## Short task:
Go through the listing beneath this task and return every line that carries the string "ylabel".

## Information provided:
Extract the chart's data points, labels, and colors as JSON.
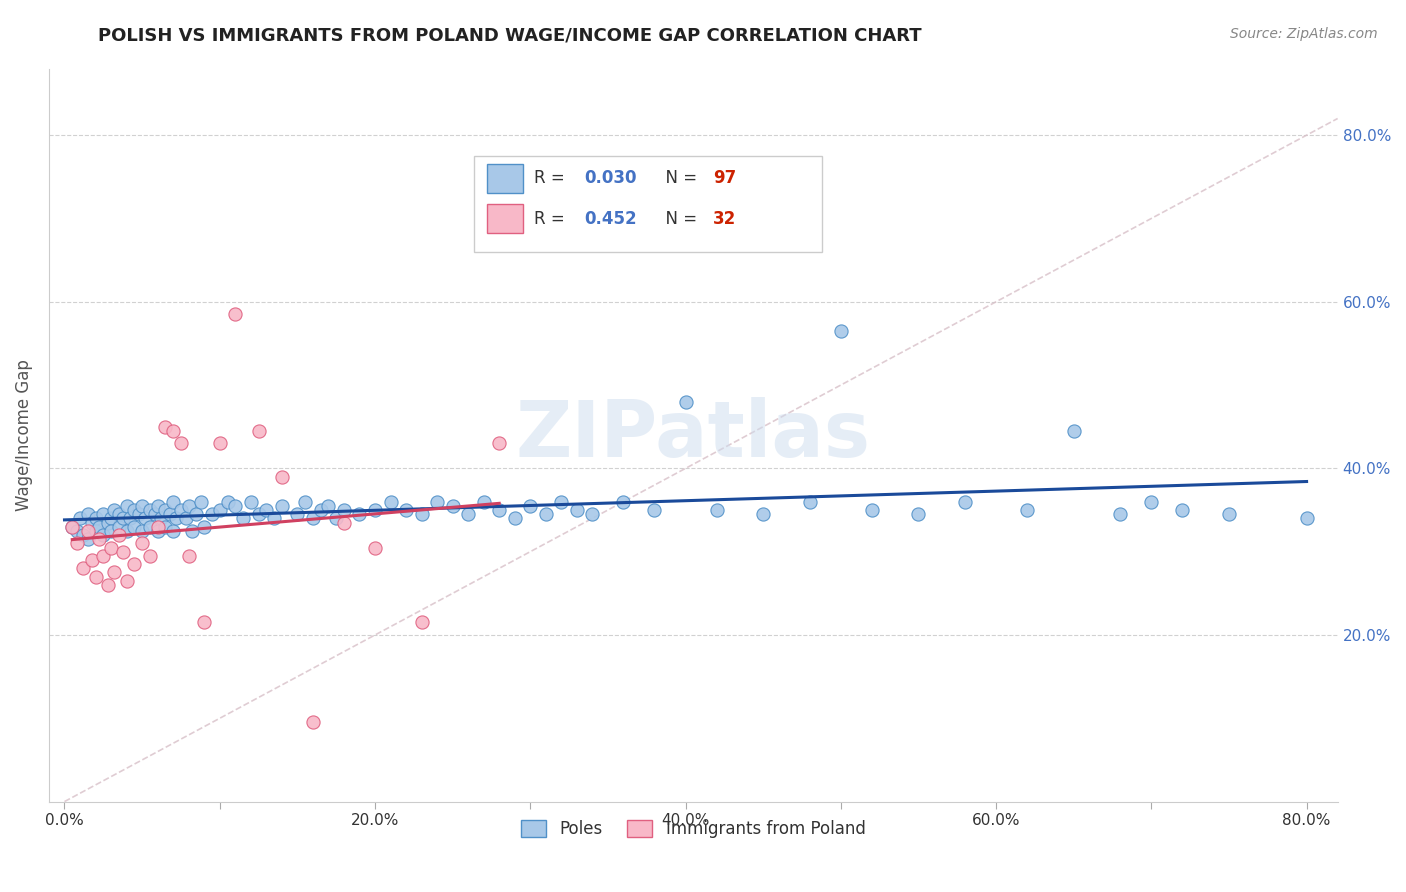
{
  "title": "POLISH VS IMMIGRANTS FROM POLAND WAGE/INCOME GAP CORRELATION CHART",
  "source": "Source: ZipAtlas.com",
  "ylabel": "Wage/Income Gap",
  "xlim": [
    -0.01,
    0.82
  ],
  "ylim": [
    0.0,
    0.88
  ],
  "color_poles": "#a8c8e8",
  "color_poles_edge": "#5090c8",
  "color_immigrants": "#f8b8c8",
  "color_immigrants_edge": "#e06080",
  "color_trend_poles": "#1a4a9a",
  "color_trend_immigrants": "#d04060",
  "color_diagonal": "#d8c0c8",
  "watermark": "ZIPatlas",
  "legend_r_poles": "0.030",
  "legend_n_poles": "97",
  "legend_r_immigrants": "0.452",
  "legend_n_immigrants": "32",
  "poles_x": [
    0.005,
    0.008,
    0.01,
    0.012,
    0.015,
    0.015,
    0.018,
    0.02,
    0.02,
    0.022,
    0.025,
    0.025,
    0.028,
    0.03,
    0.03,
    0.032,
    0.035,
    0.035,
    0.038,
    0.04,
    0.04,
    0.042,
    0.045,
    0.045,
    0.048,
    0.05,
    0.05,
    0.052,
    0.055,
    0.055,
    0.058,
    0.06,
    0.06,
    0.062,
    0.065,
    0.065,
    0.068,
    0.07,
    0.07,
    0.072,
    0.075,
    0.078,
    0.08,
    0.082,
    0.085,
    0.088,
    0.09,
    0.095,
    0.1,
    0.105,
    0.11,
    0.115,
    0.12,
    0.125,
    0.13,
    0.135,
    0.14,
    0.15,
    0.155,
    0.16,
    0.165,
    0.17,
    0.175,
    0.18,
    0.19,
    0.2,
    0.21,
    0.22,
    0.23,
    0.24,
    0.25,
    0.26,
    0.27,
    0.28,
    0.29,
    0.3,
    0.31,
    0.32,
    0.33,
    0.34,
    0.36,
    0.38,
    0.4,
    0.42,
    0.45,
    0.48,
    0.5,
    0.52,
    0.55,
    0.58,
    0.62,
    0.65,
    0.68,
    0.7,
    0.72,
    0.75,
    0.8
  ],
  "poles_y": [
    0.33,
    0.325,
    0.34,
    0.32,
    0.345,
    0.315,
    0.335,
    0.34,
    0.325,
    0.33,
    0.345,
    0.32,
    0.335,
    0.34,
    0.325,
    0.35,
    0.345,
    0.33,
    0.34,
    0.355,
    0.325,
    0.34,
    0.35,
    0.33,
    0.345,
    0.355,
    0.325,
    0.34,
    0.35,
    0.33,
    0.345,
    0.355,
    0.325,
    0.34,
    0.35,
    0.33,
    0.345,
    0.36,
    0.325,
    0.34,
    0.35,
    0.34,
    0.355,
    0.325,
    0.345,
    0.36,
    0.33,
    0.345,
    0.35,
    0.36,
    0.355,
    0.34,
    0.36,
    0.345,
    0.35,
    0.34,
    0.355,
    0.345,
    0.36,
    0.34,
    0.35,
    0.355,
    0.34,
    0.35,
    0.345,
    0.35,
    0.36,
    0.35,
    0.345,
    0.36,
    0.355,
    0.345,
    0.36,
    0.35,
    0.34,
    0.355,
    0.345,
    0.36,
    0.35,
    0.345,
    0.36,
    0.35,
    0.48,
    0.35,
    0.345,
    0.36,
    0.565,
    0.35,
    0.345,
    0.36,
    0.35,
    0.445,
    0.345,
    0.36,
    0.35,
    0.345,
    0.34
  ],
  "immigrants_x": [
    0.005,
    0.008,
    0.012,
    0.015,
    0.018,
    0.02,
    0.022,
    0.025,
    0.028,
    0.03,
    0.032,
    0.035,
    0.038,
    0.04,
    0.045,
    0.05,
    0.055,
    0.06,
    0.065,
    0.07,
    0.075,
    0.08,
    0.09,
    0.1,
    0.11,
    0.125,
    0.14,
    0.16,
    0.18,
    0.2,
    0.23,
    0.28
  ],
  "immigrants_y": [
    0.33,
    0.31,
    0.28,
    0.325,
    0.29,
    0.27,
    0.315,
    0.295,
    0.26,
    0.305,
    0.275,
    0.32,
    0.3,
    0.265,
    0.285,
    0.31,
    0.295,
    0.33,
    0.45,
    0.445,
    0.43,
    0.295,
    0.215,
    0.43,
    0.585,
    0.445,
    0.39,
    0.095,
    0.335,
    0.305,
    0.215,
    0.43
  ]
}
...
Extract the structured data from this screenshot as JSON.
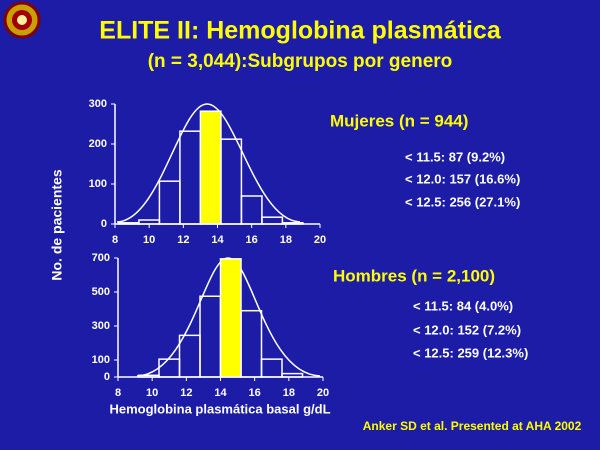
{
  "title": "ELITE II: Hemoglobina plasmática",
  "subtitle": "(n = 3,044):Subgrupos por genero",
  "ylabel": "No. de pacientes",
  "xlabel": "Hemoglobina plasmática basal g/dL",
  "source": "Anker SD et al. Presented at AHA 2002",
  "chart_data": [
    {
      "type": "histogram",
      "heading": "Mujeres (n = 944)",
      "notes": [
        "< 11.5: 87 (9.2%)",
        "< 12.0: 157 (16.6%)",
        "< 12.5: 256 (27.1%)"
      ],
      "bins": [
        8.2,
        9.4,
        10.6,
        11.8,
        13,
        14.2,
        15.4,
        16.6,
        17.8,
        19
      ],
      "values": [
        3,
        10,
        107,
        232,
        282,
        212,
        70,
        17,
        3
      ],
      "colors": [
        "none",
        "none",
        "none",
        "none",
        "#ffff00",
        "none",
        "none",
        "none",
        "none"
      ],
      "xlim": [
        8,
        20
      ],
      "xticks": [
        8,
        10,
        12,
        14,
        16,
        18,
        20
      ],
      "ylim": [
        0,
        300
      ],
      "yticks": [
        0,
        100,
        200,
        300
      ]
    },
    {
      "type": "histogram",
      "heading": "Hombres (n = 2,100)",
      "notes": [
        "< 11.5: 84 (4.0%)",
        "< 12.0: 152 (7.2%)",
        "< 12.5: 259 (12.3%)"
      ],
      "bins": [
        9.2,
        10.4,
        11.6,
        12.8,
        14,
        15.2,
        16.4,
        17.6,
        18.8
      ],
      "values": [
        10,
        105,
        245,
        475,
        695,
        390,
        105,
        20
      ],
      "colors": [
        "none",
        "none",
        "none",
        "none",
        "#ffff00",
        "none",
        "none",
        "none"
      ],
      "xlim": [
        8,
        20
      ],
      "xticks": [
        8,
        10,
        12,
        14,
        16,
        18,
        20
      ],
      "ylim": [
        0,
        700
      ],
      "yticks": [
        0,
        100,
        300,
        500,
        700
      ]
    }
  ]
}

## Worked solution:
  "ylabel": "Wage/Income Gap",
  "ylabel": "No. de pacientes",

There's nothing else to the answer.